***** Supplied material *****
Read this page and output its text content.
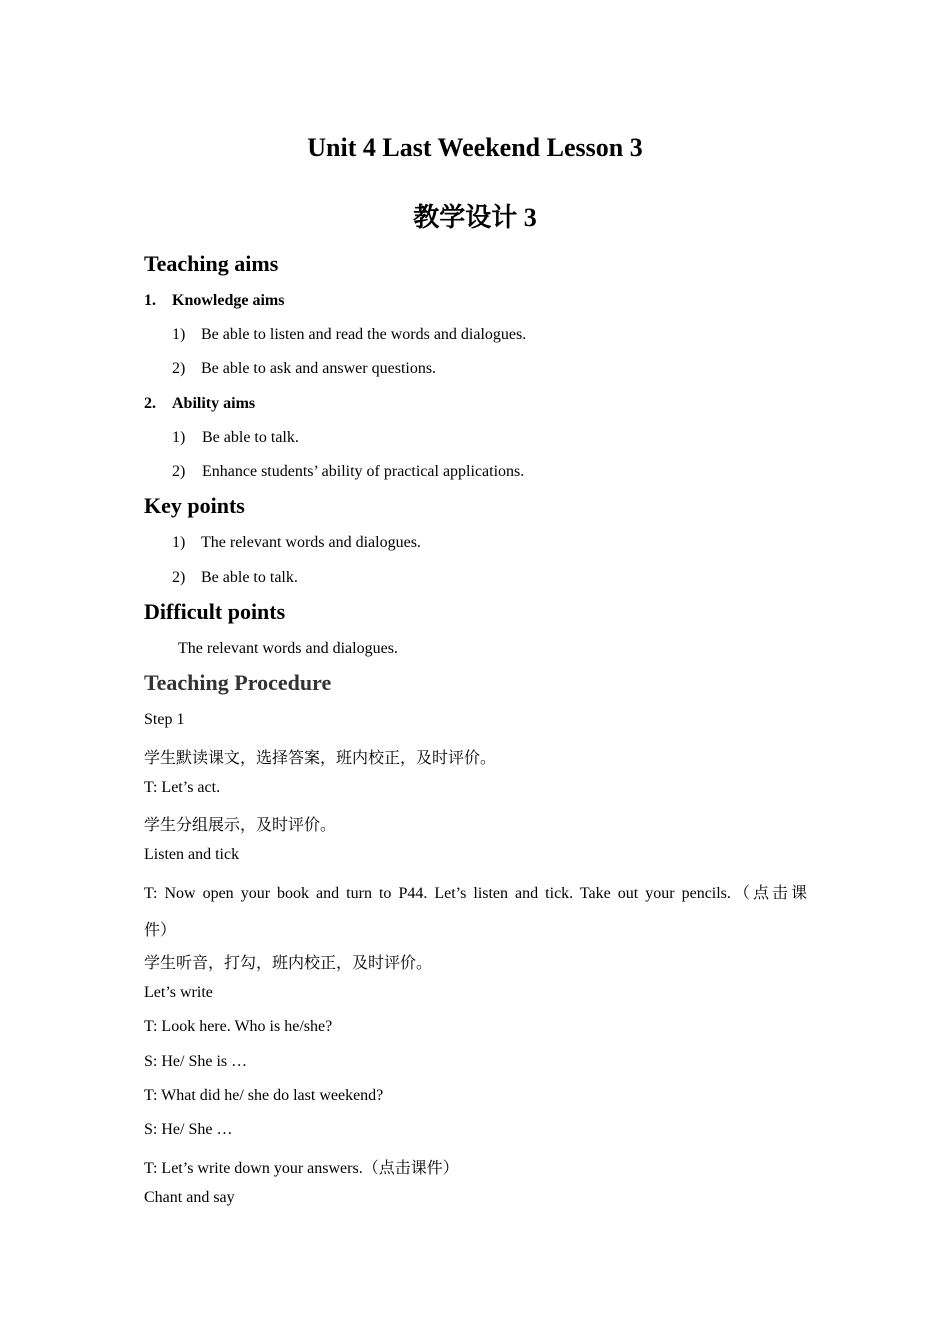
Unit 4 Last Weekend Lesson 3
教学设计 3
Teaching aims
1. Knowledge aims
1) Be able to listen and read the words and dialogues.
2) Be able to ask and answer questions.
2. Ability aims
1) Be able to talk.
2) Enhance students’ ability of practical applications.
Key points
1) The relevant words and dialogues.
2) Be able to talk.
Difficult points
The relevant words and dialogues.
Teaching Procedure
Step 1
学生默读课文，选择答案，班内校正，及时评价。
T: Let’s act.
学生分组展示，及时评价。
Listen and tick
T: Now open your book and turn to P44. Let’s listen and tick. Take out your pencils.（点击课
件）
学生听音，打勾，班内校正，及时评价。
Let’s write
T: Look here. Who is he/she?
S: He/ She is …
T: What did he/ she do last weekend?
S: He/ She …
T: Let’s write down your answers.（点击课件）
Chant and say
*****
> [Task]: Search the entries for the word "tick" and pick out every line that holds it.

> [Complete response]:
Listen and tick
T: Now open your book and turn to P44. Let’s listen and tick. Take out your pencils.（点击课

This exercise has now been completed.